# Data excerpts
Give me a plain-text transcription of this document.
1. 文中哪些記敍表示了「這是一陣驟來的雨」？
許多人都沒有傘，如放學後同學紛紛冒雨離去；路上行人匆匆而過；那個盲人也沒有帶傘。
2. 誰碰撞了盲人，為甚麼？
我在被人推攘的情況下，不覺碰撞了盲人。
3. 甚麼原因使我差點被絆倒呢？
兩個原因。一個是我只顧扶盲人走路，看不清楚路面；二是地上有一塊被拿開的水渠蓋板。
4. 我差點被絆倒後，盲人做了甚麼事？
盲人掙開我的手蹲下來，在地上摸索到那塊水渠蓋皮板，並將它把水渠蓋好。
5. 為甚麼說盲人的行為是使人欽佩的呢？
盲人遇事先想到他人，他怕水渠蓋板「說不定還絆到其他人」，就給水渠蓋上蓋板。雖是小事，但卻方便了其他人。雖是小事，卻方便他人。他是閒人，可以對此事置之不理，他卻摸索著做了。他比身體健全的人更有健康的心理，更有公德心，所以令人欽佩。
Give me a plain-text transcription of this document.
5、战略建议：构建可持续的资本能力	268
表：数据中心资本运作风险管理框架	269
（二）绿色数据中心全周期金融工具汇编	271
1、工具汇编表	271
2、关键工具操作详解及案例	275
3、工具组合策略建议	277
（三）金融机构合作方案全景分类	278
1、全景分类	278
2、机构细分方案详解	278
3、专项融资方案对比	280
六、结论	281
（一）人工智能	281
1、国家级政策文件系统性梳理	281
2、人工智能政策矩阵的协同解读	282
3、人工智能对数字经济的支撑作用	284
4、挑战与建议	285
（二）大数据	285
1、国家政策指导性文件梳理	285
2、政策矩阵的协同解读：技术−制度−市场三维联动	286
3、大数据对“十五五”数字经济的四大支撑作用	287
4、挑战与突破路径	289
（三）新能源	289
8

# Given problem
Return all of the data word for word.

# Exercise result
Give me a plain-text transcription of this document.
1. 文中哪些記敍表示了「這是一陣驟來的雨」？
許多人都沒有傘，如放學後同學紛紛冒雨離去；路上行人匆匆而過；那個盲人也沒有帶傘。
2. 誰碰撞了盲人，為甚麼？
我在被人推攘的情況下，不覺碰撞了盲人。
3. 甚麼原因使我差點被絆倒呢？
兩個原因。一個是我只顧扶盲人走路，看不清楚路面；二是地上有一塊被拿開的水渠蓋板。
4. 我差點被絆倒後，盲人做了甚麼事？
盲人掙開我的手蹲下來，在地上摸索到那塊水渠蓋皮板，並將它把水渠蓋好。
5. 為甚麼說盲人的行為是使人欽佩的呢？
盲人遇事先想到他人，他怕水渠蓋板「說不定還絆到其他人」，就給水渠蓋上蓋板。雖是小事，但卻方便了其他人。雖是小事，卻方便他人。他是閒人，可以對此事置之不理，他卻摸索著做了。他比身體健全的人更有健康的心理，更有公德心，所以令人欽佩。
Give me a plain-text transcription of this document.
5、战略建议：构建可持续的资本能力	268
表：数据中心资本运作风险管理框架	269
（二）绿色数据中心全周期金融工具汇编	271
1、工具汇编表	271
2、关键工具操作详解及案例	275
3、工具组合策略建议	277
（三）金融机构合作方案全景分类	278
1、全景分类	278
2、机构细分方案详解	278
3、专项融资方案对比	280
六、结论	281
（一）人工智能	281
1、国家级政策文件系统性梳理	281
2、人工智能政策矩阵的协同解读	282
3、人工智能对数字经济的支撑作用	284
4、挑战与建议	285
（二）大数据	285
1、国家政策指导性文件梳理	285
2、政策矩阵的协同解读：技术−制度−市场三维联动	286
3、大数据对“十五五”数字经济的四大支撑作用	287
4、挑战与突破路径	289
（三）新能源	289
8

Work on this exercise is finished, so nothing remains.